DATA SUPPLIED —

>> begin

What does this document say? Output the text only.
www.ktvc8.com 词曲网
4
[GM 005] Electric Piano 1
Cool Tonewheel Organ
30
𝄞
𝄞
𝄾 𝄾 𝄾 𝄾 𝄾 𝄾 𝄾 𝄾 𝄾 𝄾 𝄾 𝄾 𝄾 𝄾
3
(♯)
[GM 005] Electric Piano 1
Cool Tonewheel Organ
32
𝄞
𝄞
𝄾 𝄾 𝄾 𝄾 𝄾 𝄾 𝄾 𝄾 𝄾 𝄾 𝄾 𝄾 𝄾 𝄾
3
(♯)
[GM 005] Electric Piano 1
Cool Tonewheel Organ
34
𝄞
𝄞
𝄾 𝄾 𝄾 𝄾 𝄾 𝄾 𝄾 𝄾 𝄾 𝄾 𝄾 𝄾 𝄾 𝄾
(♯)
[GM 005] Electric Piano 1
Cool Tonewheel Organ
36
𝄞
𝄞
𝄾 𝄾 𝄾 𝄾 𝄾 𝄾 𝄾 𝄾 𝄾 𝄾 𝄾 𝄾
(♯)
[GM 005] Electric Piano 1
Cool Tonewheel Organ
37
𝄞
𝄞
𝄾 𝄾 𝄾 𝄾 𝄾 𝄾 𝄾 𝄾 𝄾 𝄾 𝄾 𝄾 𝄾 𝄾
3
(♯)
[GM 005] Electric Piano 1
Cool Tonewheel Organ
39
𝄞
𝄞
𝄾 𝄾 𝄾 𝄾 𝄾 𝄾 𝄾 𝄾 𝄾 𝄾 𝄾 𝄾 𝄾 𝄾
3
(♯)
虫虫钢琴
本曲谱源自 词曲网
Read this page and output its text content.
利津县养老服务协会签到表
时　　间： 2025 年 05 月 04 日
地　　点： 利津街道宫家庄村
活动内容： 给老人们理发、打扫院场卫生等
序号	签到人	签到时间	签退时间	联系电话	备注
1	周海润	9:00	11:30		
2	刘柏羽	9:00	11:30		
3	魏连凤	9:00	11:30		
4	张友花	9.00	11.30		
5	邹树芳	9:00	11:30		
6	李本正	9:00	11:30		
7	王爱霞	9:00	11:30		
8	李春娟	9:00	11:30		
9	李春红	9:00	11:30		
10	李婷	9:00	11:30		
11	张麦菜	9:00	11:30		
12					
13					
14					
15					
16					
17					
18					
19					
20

>> end

EXERCISE REQUIREMENTS — Write out, word for word, the line containing "Read this page and output its text content." and every line after it to the end of the data above.

ANSWER TO THIS EXERCISE —
Read this page and output its text content.
利津县养老服务协会签到表
时　　间： 2025 年 05 月 04 日
地　　点： 利津街道宫家庄村
活动内容： 给老人们理发、打扫院场卫生等
序号	签到人	签到时间	签退时间	联系电话	备注
1	周海润	9:00	11:30		
2	刘柏羽	9:00	11:30		
3	魏连凤	9:00	11:30		
4	张友花	9.00	11.30		
5	邹树芳	9:00	11:30		
6	李本正	9:00	11:30		
7	王爱霞	9:00	11:30		
8	李春娟	9:00	11:30		
9	李春红	9:00	11:30		
10	李婷	9:00	11:30		
11	张麦菜	9:00	11:30		
12					
13					
14					
15					
16					
17					
18					
19					
20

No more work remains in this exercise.